→ EXERCISE AIM: Reproduce all the lines below exactly and omit the images.

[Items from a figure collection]
[START]
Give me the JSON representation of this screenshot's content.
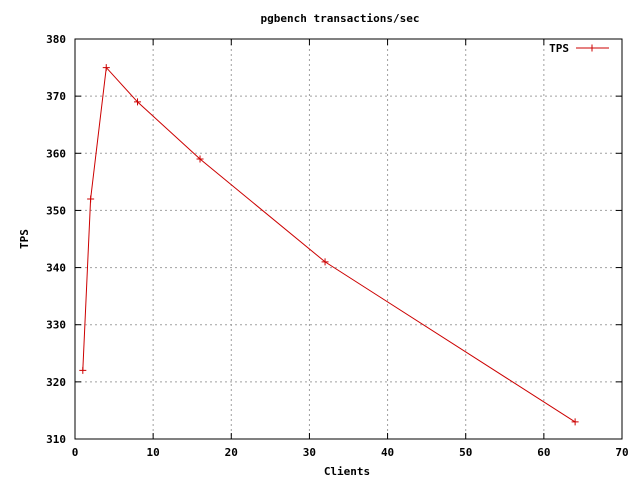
{
  "chart_data": {
    "type": "line",
    "title": "pgbench transactions/sec",
    "xlabel": "Clients",
    "ylabel": "TPS",
    "xlim": [
      0,
      70
    ],
    "ylim": [
      310,
      380
    ],
    "xticks": [
      0,
      10,
      20,
      30,
      40,
      50,
      60,
      70
    ],
    "yticks": [
      310,
      320,
      330,
      340,
      350,
      360,
      370,
      380
    ],
    "grid": true,
    "legend_position": "top-right",
    "series": [
      {
        "name": "TPS",
        "color": "#cc0000",
        "marker": "plus",
        "x": [
          1,
          2,
          4,
          8,
          16,
          32,
          64
        ],
        "y": [
          322,
          352,
          375,
          369,
          359,
          341,
          313
        ]
      }
    ]
  }
}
[END]
→ RESPONSE TO THE TASK:
Give me the JSON representation of this screenshot's content.
{
  "chart_data": {
    "type": "line",
    "title": "pgbench transactions/sec",
    "xlabel": "Clients",
    "ylabel": "TPS",
    "xlim": [
      0,
      70
    ],
    "ylim": [
      310,
      380
    ],
    "xticks": [
      0,
      10,
      20,
      30,
      40,
      50,
      60,
      70
    ],
    "yticks": [
      310,
      320,
      330,
      340,
      350,
      360,
      370,
      380
    ],
    "grid": true,
    "legend_position": "top-right",
    "series": [
      {
        "name": "TPS",
        "color": "#cc0000",
        "marker": "plus",
        "x": [
          1,
          2,
          4,
          8,
          16,
          32,
          64
        ],
        "y": [
          322,
          352,
          375,
          369,
          359,
          341,
          313
        ]
      }
    ]
  }
}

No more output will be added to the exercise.